● YOUR GOAL
Restate all the material verbatim, except for the pictures.

Data entries
--- --- ---

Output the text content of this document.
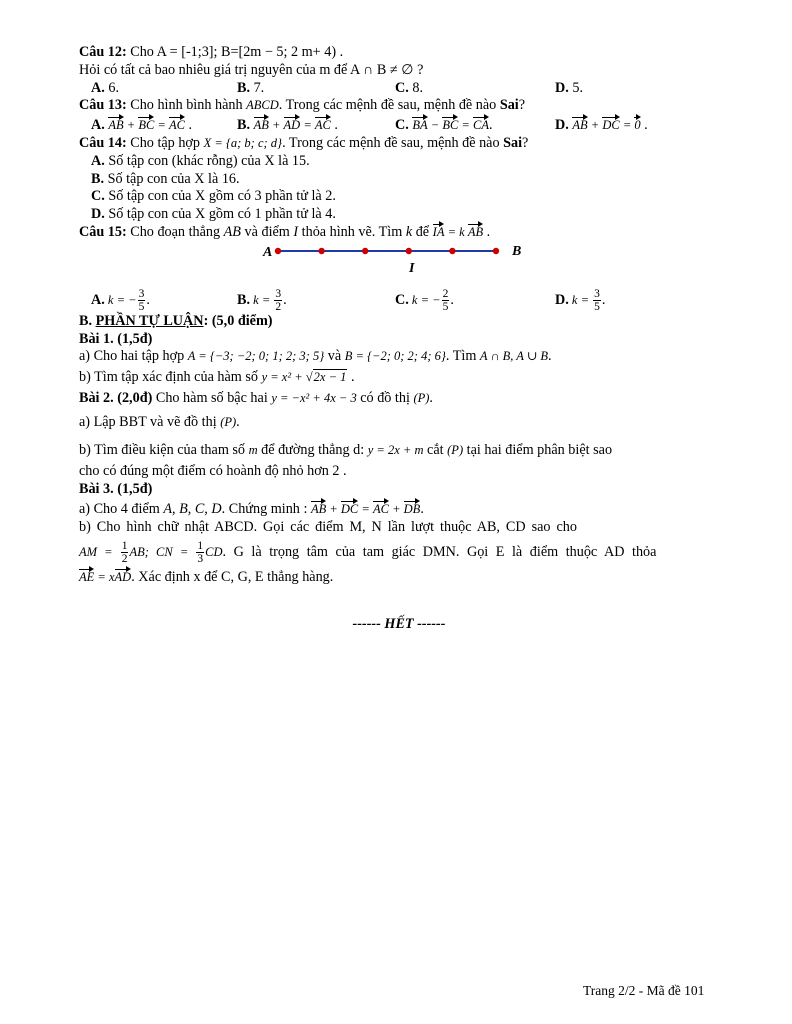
Câu 12: Cho A = [-1;3]; B=[2m − 5; 2 m+ 4) .
Hỏi có tất cả bao nhiêu giá trị nguyên của m để A ∩ B ≠ ∅ ?
A. 6.	B. 7.	C. 8.	D. 5.
Câu 13: Cho hình bình hành ABCD. Trong các mệnh đề sau, mệnh đề nào Sai?
A. AB + BC = AC .	B. AB + AD = AC .	C. BA − BC = CA.	D. AB + DC = 0 .
Câu 14: Cho tập hợp X = {a; b; c; d}. Trong các mệnh đề sau, mệnh đề nào Sai?
A. Số tập con (khác rỗng) của X là 15.
B. Số tập con của X là 16.
C. Số tập con của X gồm có 3 phần tử là 2.
D. Số tập con của X gồm có 1 phần tử là 4.
Câu 15: Cho đoạn thẳng AB và điểm I thỏa hình vẽ. Tìm k để IA = k AB .
A	B
I
A. k = − $\frac{3}{5}$ .	B. $k = \frac{3}{2}$ .	C. k = − $\frac{2}{5}$ .	D. $k = \frac{3}{5}$ .
B. PHẦN TỰ LUẬN: (5,0 điểm)
Bài 1. (1,5đ)
a) Cho hai tập hợp A = {−3; −2; 0; 1; 2; 3; 5} và B = {−2; 0; 2; 4; 6}. Tìm A ∩ B, A ∪ B.
b) Tìm tập xác định của hàm số y = x² + √2x − 1 .
Bài 2. (2,0đ) Cho hàm số bậc hai y = −x² + 4x − 3 có đồ thị (P).
a) Lập BBT và vẽ đồ thị (P).
b) Tìm điều kiện của tham số m để đường thẳng d: y = 2x + m cắt (P) tại hai điểm phân biệt sao
cho có đúng một điểm có hoành độ nhỏ hơn 2 .
Bài 3. (1,5đ)
a) Cho 4 điểm A, B, C, D. Chứng minh : AB + DC = AC + DB.
b) Cho hình chữ nhật ABCD. Gọi các điểm M, N lần lượt thuộc AB, CD sao cho
AM = $\frac{1}{2}$ AB; CN = $\frac{1}{3}$ CD. G là trọng tâm của tam giác DMN. Gọi E là điểm thuộc AD thỏa
AE = xAD. Xác định x để C, G, E thẳng hàng.
------ HẾT ------
Trang 2/2 - Mã đề 101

--- --- ---

● REPLY TO THE TASK
Output the text content of this document.
Câu 12: Cho A = [-1;3]; B=[2m − 5; 2 m+ 4) .
Hỏi có tất cả bao nhiêu giá trị nguyên của m để A ∩ B ≠ ∅ ?
A. 6.	B. 7.	C. 8.	D. 5.
Câu 13: Cho hình bình hành ABCD. Trong các mệnh đề sau, mệnh đề nào Sai?
A. AB + BC = AC .	B. AB + AD = AC .	C. BA − BC = CA.	D. AB + DC = 0 .
Câu 14: Cho tập hợp X = {a; b; c; d}. Trong các mệnh đề sau, mệnh đề nào Sai?
A. Số tập con (khác rỗng) của X là 15.
B. Số tập con của X là 16.
C. Số tập con của X gồm có 3 phần tử là 2.
D. Số tập con của X gồm có 1 phần tử là 4.
Câu 15: Cho đoạn thẳng AB và điểm I thỏa hình vẽ. Tìm k để IA = k AB .
A	B
I
A. k = − $\frac{3}{5}$ .	B. $k = \frac{3}{2}$ .	C. k = − $\frac{2}{5}$ .	D. $k = \frac{3}{5}$ .
B. PHẦN TỰ LUẬN: (5,0 điểm)
Bài 1. (1,5đ)
a) Cho hai tập hợp A = {−3; −2; 0; 1; 2; 3; 5} và B = {−2; 0; 2; 4; 6}. Tìm A ∩ B, A ∪ B.
b) Tìm tập xác định của hàm số y = x² + √2x − 1 .
Bài 2. (2,0đ) Cho hàm số bậc hai y = −x² + 4x − 3 có đồ thị (P).
a) Lập BBT và vẽ đồ thị (P).
b) Tìm điều kiện của tham số m để đường thẳng d: y = 2x + m cắt (P) tại hai điểm phân biệt sao
cho có đúng một điểm có hoành độ nhỏ hơn 2 .
Bài 3. (1,5đ)
a) Cho 4 điểm A, B, C, D. Chứng minh : AB + DC = AC + DB.
b) Cho hình chữ nhật ABCD. Gọi các điểm M, N lần lượt thuộc AB, CD sao cho
AM = $\frac{1}{2}$ AB; CN = $\frac{1}{3}$ CD. G là trọng tâm của tam giác DMN. Gọi E là điểm thuộc AD thỏa
AE = xAD. Xác định x để C, G, E thẳng hàng.
------ HẾT ------
Trang 2/2 - Mã đề 101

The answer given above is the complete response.